#### Exercise prompt
Return every line below as is, leaving out the pictures.

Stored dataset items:
>>
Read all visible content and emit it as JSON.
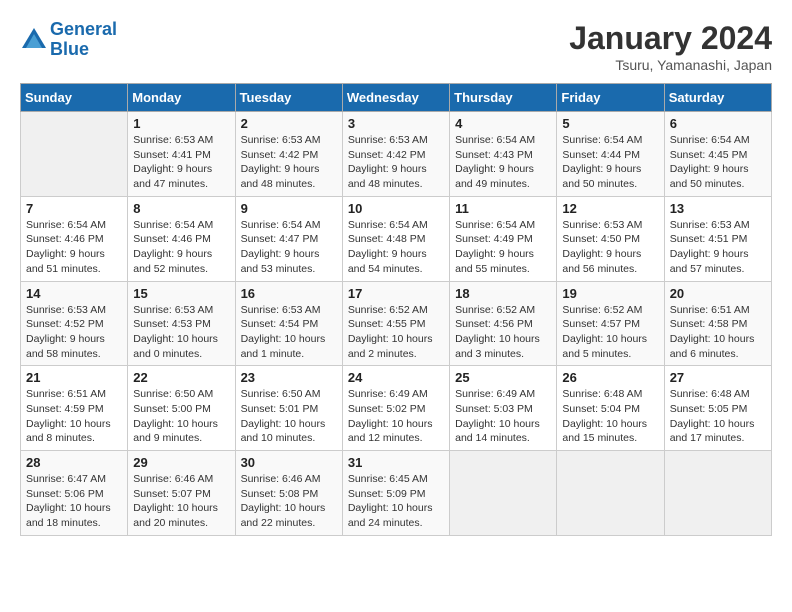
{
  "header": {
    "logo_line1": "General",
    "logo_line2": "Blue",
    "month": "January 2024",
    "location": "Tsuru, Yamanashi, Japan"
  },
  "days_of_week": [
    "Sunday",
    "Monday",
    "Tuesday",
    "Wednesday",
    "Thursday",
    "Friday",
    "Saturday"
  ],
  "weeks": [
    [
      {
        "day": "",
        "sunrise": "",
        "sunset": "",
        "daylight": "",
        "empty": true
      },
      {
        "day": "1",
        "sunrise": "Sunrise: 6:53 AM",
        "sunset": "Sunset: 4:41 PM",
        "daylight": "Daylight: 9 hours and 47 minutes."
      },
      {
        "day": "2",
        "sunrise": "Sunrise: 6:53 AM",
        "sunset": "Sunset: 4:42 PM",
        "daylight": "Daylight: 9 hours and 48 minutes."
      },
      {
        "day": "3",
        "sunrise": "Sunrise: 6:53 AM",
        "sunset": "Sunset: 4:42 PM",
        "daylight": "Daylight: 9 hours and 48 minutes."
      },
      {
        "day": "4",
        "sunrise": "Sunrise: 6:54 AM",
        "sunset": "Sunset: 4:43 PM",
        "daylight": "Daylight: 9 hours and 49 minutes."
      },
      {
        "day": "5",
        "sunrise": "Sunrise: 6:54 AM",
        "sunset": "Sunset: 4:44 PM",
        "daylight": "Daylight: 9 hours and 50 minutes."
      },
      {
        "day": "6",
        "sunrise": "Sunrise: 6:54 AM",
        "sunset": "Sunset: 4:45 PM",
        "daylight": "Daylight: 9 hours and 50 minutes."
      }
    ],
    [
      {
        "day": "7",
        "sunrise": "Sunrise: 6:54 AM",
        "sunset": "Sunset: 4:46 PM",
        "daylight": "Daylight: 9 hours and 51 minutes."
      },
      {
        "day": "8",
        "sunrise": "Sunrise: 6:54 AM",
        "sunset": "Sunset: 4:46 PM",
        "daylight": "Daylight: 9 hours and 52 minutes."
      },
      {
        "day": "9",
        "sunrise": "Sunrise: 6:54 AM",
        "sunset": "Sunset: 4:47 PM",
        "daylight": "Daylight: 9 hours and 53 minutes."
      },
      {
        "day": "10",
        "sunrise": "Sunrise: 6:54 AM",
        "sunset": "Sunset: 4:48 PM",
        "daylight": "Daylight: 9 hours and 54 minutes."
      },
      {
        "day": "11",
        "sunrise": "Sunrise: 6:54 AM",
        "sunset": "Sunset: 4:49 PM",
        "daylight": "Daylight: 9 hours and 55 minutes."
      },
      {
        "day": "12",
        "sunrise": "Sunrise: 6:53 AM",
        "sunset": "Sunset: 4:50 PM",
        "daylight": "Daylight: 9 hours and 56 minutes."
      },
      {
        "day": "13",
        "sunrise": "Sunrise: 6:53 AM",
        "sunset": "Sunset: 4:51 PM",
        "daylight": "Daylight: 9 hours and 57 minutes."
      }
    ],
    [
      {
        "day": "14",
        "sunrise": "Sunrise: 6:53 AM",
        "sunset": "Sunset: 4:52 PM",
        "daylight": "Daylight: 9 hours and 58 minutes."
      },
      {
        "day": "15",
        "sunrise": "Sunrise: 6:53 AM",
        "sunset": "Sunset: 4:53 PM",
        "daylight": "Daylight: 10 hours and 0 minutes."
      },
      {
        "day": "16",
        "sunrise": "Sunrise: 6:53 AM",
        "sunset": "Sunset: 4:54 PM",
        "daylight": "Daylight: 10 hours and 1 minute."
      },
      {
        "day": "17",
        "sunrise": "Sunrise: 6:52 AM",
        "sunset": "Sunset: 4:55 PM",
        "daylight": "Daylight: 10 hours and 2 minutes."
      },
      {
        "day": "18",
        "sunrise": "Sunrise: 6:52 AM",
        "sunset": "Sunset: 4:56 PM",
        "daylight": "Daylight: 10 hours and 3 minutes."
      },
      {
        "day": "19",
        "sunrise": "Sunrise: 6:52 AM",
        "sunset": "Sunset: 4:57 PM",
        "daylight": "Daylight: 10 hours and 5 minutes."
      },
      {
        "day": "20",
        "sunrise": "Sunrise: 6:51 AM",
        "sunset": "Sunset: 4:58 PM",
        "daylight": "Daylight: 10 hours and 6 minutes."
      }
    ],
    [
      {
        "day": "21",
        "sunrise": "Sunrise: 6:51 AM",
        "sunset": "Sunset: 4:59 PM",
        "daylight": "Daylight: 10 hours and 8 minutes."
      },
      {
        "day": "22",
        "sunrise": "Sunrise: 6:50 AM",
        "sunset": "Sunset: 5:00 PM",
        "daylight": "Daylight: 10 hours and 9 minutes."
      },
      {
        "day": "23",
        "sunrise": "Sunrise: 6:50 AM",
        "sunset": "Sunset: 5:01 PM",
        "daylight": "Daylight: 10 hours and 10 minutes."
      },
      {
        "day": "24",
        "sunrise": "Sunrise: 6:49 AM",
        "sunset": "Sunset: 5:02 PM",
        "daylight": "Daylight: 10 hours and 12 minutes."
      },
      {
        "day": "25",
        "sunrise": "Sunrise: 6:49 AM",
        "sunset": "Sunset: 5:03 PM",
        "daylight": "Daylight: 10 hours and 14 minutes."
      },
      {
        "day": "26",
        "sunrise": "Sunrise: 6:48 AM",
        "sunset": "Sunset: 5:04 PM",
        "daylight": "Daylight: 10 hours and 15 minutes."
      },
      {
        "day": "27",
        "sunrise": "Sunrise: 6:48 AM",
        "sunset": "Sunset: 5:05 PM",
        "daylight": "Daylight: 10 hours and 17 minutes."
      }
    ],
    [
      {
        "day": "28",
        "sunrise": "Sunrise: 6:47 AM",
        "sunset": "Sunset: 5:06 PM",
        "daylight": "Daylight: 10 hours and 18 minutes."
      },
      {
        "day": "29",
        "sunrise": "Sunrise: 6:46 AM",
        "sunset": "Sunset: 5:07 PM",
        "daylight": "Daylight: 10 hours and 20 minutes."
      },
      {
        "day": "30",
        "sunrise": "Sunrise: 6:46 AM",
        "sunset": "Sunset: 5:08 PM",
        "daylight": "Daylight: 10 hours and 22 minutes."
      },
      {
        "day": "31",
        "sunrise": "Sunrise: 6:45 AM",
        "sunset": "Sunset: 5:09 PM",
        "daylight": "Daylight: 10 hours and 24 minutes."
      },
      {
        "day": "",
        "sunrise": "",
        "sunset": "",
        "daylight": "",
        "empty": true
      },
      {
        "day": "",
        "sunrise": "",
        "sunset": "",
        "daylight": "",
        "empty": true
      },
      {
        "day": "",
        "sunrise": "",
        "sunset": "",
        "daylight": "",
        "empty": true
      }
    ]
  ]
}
<<
#### Expected answer
Read all visible content and emit it as JSON.
{
  "header": {
    "logo_line1": "General",
    "logo_line2": "Blue",
    "month": "January 2024",
    "location": "Tsuru, Yamanashi, Japan"
  },
  "days_of_week": [
    "Sunday",
    "Monday",
    "Tuesday",
    "Wednesday",
    "Thursday",
    "Friday",
    "Saturday"
  ],
  "weeks": [
    [
      {
        "day": "",
        "sunrise": "",
        "sunset": "",
        "daylight": "",
        "empty": true
      },
      {
        "day": "1",
        "sunrise": "Sunrise: 6:53 AM",
        "sunset": "Sunset: 4:41 PM",
        "daylight": "Daylight: 9 hours and 47 minutes."
      },
      {
        "day": "2",
        "sunrise": "Sunrise: 6:53 AM",
        "sunset": "Sunset: 4:42 PM",
        "daylight": "Daylight: 9 hours and 48 minutes."
      },
      {
        "day": "3",
        "sunrise": "Sunrise: 6:53 AM",
        "sunset": "Sunset: 4:42 PM",
        "daylight": "Daylight: 9 hours and 48 minutes."
      },
      {
        "day": "4",
        "sunrise": "Sunrise: 6:54 AM",
        "sunset": "Sunset: 4:43 PM",
        "daylight": "Daylight: 9 hours and 49 minutes."
      },
      {
        "day": "5",
        "sunrise": "Sunrise: 6:54 AM",
        "sunset": "Sunset: 4:44 PM",
        "daylight": "Daylight: 9 hours and 50 minutes."
      },
      {
        "day": "6",
        "sunrise": "Sunrise: 6:54 AM",
        "sunset": "Sunset: 4:45 PM",
        "daylight": "Daylight: 9 hours and 50 minutes."
      }
    ],
    [
      {
        "day": "7",
        "sunrise": "Sunrise: 6:54 AM",
        "sunset": "Sunset: 4:46 PM",
        "daylight": "Daylight: 9 hours and 51 minutes."
      },
      {
        "day": "8",
        "sunrise": "Sunrise: 6:54 AM",
        "sunset": "Sunset: 4:46 PM",
        "daylight": "Daylight: 9 hours and 52 minutes."
      },
      {
        "day": "9",
        "sunrise": "Sunrise: 6:54 AM",
        "sunset": "Sunset: 4:47 PM",
        "daylight": "Daylight: 9 hours and 53 minutes."
      },
      {
        "day": "10",
        "sunrise": "Sunrise: 6:54 AM",
        "sunset": "Sunset: 4:48 PM",
        "daylight": "Daylight: 9 hours and 54 minutes."
      },
      {
        "day": "11",
        "sunrise": "Sunrise: 6:54 AM",
        "sunset": "Sunset: 4:49 PM",
        "daylight": "Daylight: 9 hours and 55 minutes."
      },
      {
        "day": "12",
        "sunrise": "Sunrise: 6:53 AM",
        "sunset": "Sunset: 4:50 PM",
        "daylight": "Daylight: 9 hours and 56 minutes."
      },
      {
        "day": "13",
        "sunrise": "Sunrise: 6:53 AM",
        "sunset": "Sunset: 4:51 PM",
        "daylight": "Daylight: 9 hours and 57 minutes."
      }
    ],
    [
      {
        "day": "14",
        "sunrise": "Sunrise: 6:53 AM",
        "sunset": "Sunset: 4:52 PM",
        "daylight": "Daylight: 9 hours and 58 minutes."
      },
      {
        "day": "15",
        "sunrise": "Sunrise: 6:53 AM",
        "sunset": "Sunset: 4:53 PM",
        "daylight": "Daylight: 10 hours and 0 minutes."
      },
      {
        "day": "16",
        "sunrise": "Sunrise: 6:53 AM",
        "sunset": "Sunset: 4:54 PM",
        "daylight": "Daylight: 10 hours and 1 minute."
      },
      {
        "day": "17",
        "sunrise": "Sunrise: 6:52 AM",
        "sunset": "Sunset: 4:55 PM",
        "daylight": "Daylight: 10 hours and 2 minutes."
      },
      {
        "day": "18",
        "sunrise": "Sunrise: 6:52 AM",
        "sunset": "Sunset: 4:56 PM",
        "daylight": "Daylight: 10 hours and 3 minutes."
      },
      {
        "day": "19",
        "sunrise": "Sunrise: 6:52 AM",
        "sunset": "Sunset: 4:57 PM",
        "daylight": "Daylight: 10 hours and 5 minutes."
      },
      {
        "day": "20",
        "sunrise": "Sunrise: 6:51 AM",
        "sunset": "Sunset: 4:58 PM",
        "daylight": "Daylight: 10 hours and 6 minutes."
      }
    ],
    [
      {
        "day": "21",
        "sunrise": "Sunrise: 6:51 AM",
        "sunset": "Sunset: 4:59 PM",
        "daylight": "Daylight: 10 hours and 8 minutes."
      },
      {
        "day": "22",
        "sunrise": "Sunrise: 6:50 AM",
        "sunset": "Sunset: 5:00 PM",
        "daylight": "Daylight: 10 hours and 9 minutes."
      },
      {
        "day": "23",
        "sunrise": "Sunrise: 6:50 AM",
        "sunset": "Sunset: 5:01 PM",
        "daylight": "Daylight: 10 hours and 10 minutes."
      },
      {
        "day": "24",
        "sunrise": "Sunrise: 6:49 AM",
        "sunset": "Sunset: 5:02 PM",
        "daylight": "Daylight: 10 hours and 12 minutes."
      },
      {
        "day": "25",
        "sunrise": "Sunrise: 6:49 AM",
        "sunset": "Sunset: 5:03 PM",
        "daylight": "Daylight: 10 hours and 14 minutes."
      },
      {
        "day": "26",
        "sunrise": "Sunrise: 6:48 AM",
        "sunset": "Sunset: 5:04 PM",
        "daylight": "Daylight: 10 hours and 15 minutes."
      },
      {
        "day": "27",
        "sunrise": "Sunrise: 6:48 AM",
        "sunset": "Sunset: 5:05 PM",
        "daylight": "Daylight: 10 hours and 17 minutes."
      }
    ],
    [
      {
        "day": "28",
        "sunrise": "Sunrise: 6:47 AM",
        "sunset": "Sunset: 5:06 PM",
        "daylight": "Daylight: 10 hours and 18 minutes."
      },
      {
        "day": "29",
        "sunrise": "Sunrise: 6:46 AM",
        "sunset": "Sunset: 5:07 PM",
        "daylight": "Daylight: 10 hours and 20 minutes."
      },
      {
        "day": "30",
        "sunrise": "Sunrise: 6:46 AM",
        "sunset": "Sunset: 5:08 PM",
        "daylight": "Daylight: 10 hours and 22 minutes."
      },
      {
        "day": "31",
        "sunrise": "Sunrise: 6:45 AM",
        "sunset": "Sunset: 5:09 PM",
        "daylight": "Daylight: 10 hours and 24 minutes."
      },
      {
        "day": "",
        "sunrise": "",
        "sunset": "",
        "daylight": "",
        "empty": true
      },
      {
        "day": "",
        "sunrise": "",
        "sunset": "",
        "daylight": "",
        "empty": true
      },
      {
        "day": "",
        "sunrise": "",
        "sunset": "",
        "daylight": "",
        "empty": true
      }
    ]
  ]
}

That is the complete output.